• [WHAT IS ASKED]:
Scan the listing below. Report each line that includes "Comments".
----
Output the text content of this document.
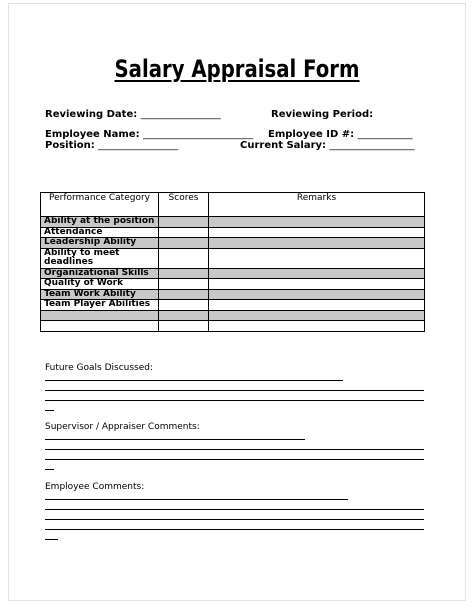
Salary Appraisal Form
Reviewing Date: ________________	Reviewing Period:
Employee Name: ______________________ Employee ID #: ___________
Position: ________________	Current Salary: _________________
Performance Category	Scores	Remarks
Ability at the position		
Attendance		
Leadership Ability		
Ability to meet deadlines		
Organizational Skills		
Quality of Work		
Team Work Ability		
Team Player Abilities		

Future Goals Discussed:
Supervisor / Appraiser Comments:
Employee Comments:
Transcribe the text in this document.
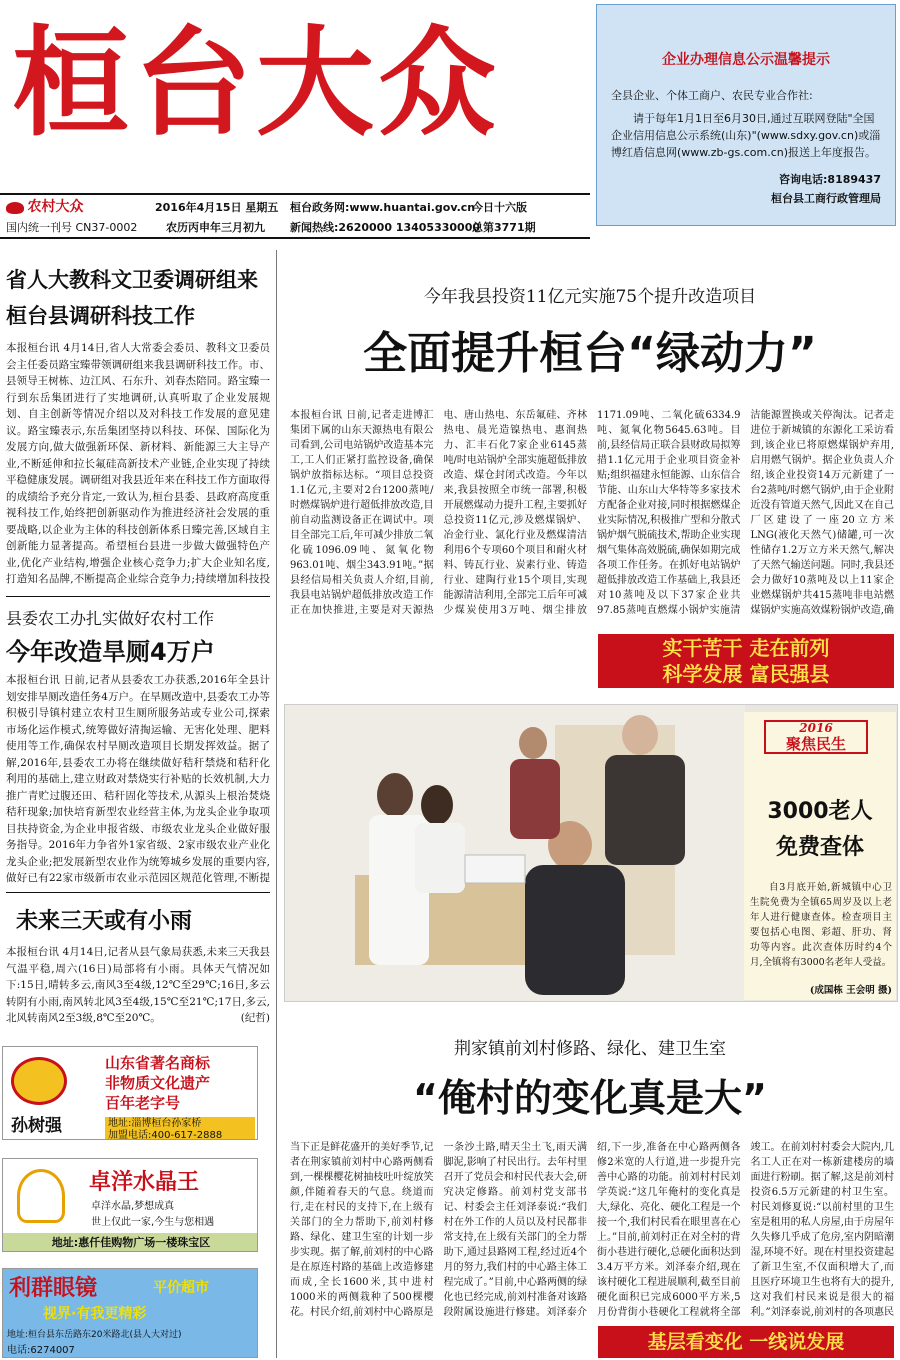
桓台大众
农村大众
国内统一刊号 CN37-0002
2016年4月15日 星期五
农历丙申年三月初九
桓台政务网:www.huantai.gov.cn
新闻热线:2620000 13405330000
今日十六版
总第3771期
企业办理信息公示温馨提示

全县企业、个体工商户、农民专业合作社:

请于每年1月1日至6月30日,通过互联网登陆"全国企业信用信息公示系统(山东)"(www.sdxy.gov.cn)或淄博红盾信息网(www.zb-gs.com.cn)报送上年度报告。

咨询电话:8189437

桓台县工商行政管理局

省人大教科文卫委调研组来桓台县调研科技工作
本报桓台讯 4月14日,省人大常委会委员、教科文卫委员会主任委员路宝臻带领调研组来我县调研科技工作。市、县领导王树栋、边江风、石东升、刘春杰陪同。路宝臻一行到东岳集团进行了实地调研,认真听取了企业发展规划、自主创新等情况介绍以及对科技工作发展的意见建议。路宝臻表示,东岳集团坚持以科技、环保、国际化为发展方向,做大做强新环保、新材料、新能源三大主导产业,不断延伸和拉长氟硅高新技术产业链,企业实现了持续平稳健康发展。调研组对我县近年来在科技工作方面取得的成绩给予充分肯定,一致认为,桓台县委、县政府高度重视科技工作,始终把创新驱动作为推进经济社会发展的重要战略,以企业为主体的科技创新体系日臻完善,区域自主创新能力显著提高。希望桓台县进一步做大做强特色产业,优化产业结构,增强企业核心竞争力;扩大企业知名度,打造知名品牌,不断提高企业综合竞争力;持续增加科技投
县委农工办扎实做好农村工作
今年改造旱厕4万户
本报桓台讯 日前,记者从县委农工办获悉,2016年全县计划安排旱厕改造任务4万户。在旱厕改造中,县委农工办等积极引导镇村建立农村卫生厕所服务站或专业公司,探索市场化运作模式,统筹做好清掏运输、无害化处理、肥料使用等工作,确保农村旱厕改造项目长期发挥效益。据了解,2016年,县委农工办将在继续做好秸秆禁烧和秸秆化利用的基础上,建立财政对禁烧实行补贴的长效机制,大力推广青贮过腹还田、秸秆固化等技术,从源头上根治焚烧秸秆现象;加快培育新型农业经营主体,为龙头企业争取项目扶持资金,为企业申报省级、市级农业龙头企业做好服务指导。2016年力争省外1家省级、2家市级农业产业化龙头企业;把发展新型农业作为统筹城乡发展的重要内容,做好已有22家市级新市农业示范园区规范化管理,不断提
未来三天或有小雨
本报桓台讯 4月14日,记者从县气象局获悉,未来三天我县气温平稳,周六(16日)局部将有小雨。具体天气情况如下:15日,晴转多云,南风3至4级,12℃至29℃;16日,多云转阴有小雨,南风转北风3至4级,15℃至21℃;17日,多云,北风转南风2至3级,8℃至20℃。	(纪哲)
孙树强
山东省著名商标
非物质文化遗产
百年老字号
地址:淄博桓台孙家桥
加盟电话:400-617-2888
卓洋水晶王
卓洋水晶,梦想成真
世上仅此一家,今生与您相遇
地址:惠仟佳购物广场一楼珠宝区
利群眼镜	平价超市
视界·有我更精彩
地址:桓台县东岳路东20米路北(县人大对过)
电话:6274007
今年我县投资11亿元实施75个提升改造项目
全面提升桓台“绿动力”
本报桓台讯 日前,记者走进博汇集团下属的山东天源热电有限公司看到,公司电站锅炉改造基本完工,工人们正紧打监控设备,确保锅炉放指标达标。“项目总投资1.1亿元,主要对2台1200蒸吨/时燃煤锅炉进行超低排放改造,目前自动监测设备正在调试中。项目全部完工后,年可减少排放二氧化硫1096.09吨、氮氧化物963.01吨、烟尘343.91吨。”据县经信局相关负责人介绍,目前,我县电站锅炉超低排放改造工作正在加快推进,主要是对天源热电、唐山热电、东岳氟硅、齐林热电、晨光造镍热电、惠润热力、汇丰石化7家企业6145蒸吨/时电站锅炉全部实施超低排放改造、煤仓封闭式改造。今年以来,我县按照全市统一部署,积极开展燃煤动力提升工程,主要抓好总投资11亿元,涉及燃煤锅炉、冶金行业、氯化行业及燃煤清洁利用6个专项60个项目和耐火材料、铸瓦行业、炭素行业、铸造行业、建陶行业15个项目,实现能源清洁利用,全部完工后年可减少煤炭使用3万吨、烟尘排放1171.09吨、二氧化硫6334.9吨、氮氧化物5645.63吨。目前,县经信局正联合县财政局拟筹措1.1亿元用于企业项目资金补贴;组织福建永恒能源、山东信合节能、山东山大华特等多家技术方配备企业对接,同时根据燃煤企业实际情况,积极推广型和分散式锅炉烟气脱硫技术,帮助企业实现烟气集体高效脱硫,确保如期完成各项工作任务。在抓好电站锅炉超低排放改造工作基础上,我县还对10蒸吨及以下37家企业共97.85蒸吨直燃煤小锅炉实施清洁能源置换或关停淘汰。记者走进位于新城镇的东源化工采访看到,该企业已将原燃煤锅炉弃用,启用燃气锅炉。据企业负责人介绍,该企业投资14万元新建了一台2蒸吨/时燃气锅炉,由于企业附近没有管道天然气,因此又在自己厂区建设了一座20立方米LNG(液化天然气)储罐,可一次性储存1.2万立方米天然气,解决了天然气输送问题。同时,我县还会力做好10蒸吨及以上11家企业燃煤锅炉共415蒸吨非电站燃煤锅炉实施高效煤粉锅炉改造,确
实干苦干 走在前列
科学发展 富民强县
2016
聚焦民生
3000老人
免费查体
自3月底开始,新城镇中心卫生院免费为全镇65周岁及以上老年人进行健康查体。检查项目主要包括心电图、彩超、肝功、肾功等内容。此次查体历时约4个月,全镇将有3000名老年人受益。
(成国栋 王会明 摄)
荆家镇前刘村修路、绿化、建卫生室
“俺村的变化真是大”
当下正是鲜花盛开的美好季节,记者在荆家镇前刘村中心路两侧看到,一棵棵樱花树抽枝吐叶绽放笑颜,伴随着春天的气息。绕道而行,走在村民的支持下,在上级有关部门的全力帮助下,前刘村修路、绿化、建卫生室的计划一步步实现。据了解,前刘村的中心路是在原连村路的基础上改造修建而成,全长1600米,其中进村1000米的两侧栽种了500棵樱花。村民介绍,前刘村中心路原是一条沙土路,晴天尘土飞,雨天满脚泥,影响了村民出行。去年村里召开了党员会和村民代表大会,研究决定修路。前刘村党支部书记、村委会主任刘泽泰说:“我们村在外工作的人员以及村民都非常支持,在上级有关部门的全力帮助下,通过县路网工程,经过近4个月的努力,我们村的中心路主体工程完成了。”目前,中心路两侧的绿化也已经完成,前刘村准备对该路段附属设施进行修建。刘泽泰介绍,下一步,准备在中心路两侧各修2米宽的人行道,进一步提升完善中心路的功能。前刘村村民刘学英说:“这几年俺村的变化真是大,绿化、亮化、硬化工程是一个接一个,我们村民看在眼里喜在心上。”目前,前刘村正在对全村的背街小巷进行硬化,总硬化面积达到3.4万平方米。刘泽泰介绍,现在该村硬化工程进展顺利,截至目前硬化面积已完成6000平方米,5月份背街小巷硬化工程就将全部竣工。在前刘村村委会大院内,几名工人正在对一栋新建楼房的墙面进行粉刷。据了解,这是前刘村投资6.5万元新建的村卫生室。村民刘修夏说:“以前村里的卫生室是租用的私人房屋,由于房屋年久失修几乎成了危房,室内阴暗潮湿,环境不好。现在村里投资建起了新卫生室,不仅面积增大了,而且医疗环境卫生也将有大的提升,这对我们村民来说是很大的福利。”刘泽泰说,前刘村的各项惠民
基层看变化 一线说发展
----
• [RESPONSE FOR THIS EXERCISE]:
Supervisor / Appraiser Comments:
Employee Comments:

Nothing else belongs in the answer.